→ **EXERCISE INSTRUCTIONS**:
Skip every image and restate the data word for word.
______________________________
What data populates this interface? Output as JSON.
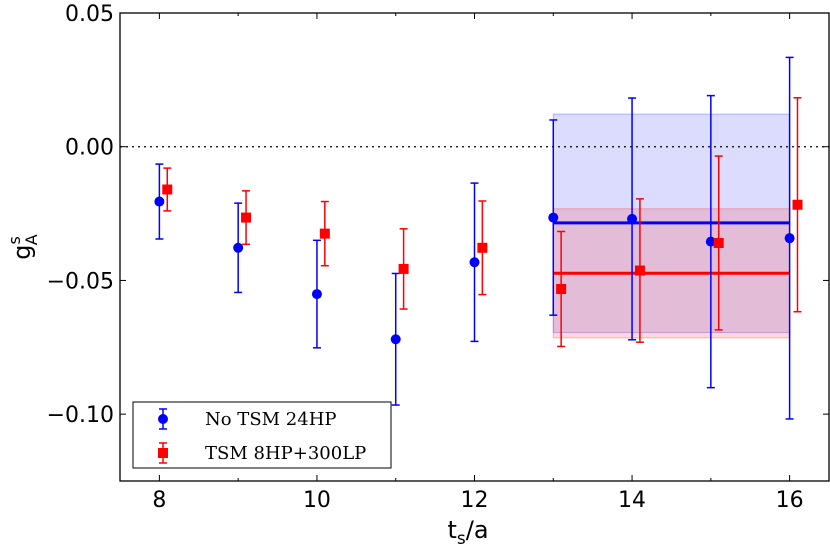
{
  "chart_data": {
    "type": "scatter",
    "xlabel": "t",
    "xlabel_sub": "s",
    "xlabel_suffix": "/a",
    "ylabel": "g",
    "ylabel_sup": "s",
    "ylabel_sub": "A",
    "xlim": [
      7.5,
      16.5
    ],
    "ylim": [
      -0.125,
      0.05
    ],
    "xticks": [
      8,
      10,
      12,
      14,
      16
    ],
    "xtick_labels": [
      "8",
      "10",
      "12",
      "14",
      "16"
    ],
    "yticks": [
      0.05,
      0.0,
      -0.05,
      -0.1
    ],
    "ytick_labels": [
      "0.05",
      "0.00",
      "−0.05",
      "−0.10"
    ],
    "reference_line": 0.0,
    "legend_position": "bottom-left",
    "series": [
      {
        "name": "No TSM 24HP",
        "marker": "circle",
        "color": "#0000ff",
        "x": [
          8,
          9,
          10,
          11,
          12,
          13,
          14,
          15,
          16
        ],
        "y": [
          -0.0205,
          -0.0378,
          -0.0551,
          -0.072,
          -0.0432,
          -0.0265,
          -0.027,
          -0.0355,
          -0.0342
        ],
        "yerr": [
          0.014,
          0.0167,
          0.0201,
          0.0246,
          0.0296,
          0.0365,
          0.0452,
          0.0546,
          0.0676
        ],
        "band": {
          "x": [
            13,
            16
          ],
          "center": -0.0285,
          "lower": -0.0695,
          "upper": 0.0122,
          "fill": "rgba(80,80,255,0.2)"
        }
      },
      {
        "name": "TSM 8HP+300LP",
        "marker": "square",
        "color": "#ff0000",
        "x": [
          8.1,
          9.1,
          10.1,
          11.1,
          12.1,
          13.1,
          14.1,
          15.1,
          16.1
        ],
        "y": [
          -0.016,
          -0.0265,
          -0.0325,
          -0.0457,
          -0.0378,
          -0.0532,
          -0.0463,
          -0.036,
          -0.0217
        ],
        "yerr": [
          0.008,
          0.01,
          0.012,
          0.015,
          0.0175,
          0.0215,
          0.0268,
          0.0325,
          0.04
        ],
        "band": {
          "x": [
            13,
            16
          ],
          "center": -0.0473,
          "lower": -0.0715,
          "upper": -0.0232,
          "fill": "rgba(255,60,60,0.2)"
        }
      }
    ]
  }
}
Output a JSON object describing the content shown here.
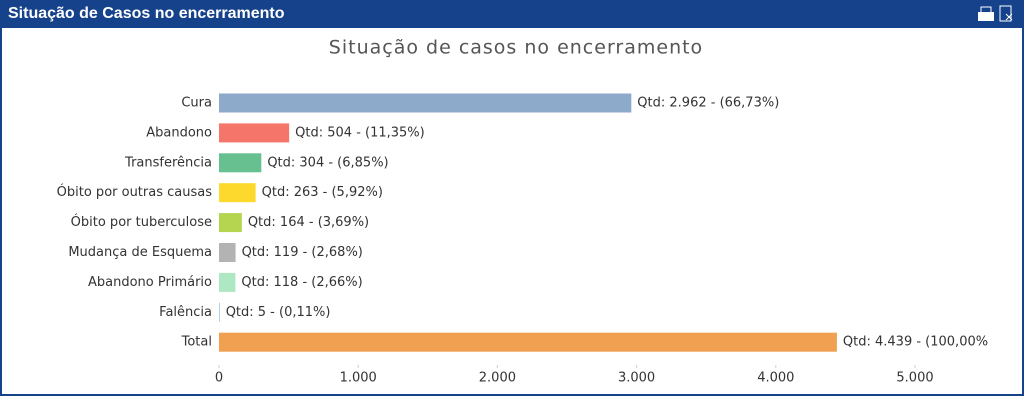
______________________________
→ **ANSWER TO THE TASK**:
What data populates this interface? Output as JSON.
{
  "chart_data": {
    "type": "scatter",
    "xlabel": "t",
    "xlabel_sub": "s",
    "xlabel_suffix": "/a",
    "ylabel": "g",
    "ylabel_sup": "s",
    "ylabel_sub": "A",
    "xlim": [
      7.5,
      16.5
    ],
    "ylim": [
      -0.125,
      0.05
    ],
    "xticks": [
      8,
      10,
      12,
      14,
      16
    ],
    "xtick_labels": [
      "8",
      "10",
      "12",
      "14",
      "16"
    ],
    "yticks": [
      0.05,
      0.0,
      -0.05,
      -0.1
    ],
    "ytick_labels": [
      "0.05",
      "0.00",
      "−0.05",
      "−0.10"
    ],
    "reference_line": 0.0,
    "legend_position": "bottom-left",
    "series": [
      {
        "name": "No TSM 24HP",
        "marker": "circle",
        "color": "#0000ff",
        "x": [
          8,
          9,
          10,
          11,
          12,
          13,
          14,
          15,
          16
        ],
        "y": [
          -0.0205,
          -0.0378,
          -0.0551,
          -0.072,
          -0.0432,
          -0.0265,
          -0.027,
          -0.0355,
          -0.0342
        ],
        "yerr": [
          0.014,
          0.0167,
          0.0201,
          0.0246,
          0.0296,
          0.0365,
          0.0452,
          0.0546,
          0.0676
        ],
        "band": {
          "x": [
            13,
            16
          ],
          "center": -0.0285,
          "lower": -0.0695,
          "upper": 0.0122,
          "fill": "rgba(80,80,255,0.2)"
        }
      },
      {
        "name": "TSM 8HP+300LP",
        "marker": "square",
        "color": "#ff0000",
        "x": [
          8.1,
          9.1,
          10.1,
          11.1,
          12.1,
          13.1,
          14.1,
          15.1,
          16.1
        ],
        "y": [
          -0.016,
          -0.0265,
          -0.0325,
          -0.0457,
          -0.0378,
          -0.0532,
          -0.0463,
          -0.036,
          -0.0217
        ],
        "yerr": [
          0.008,
          0.01,
          0.012,
          0.015,
          0.0175,
          0.0215,
          0.0268,
          0.0325,
          0.04
        ],
        "band": {
          "x": [
            13,
            16
          ],
          "center": -0.0473,
          "lower": -0.0715,
          "upper": -0.0232,
          "fill": "rgba(255,60,60,0.2)"
        }
      }
    ]
  }
}
Output a JSON object describing the content shown here.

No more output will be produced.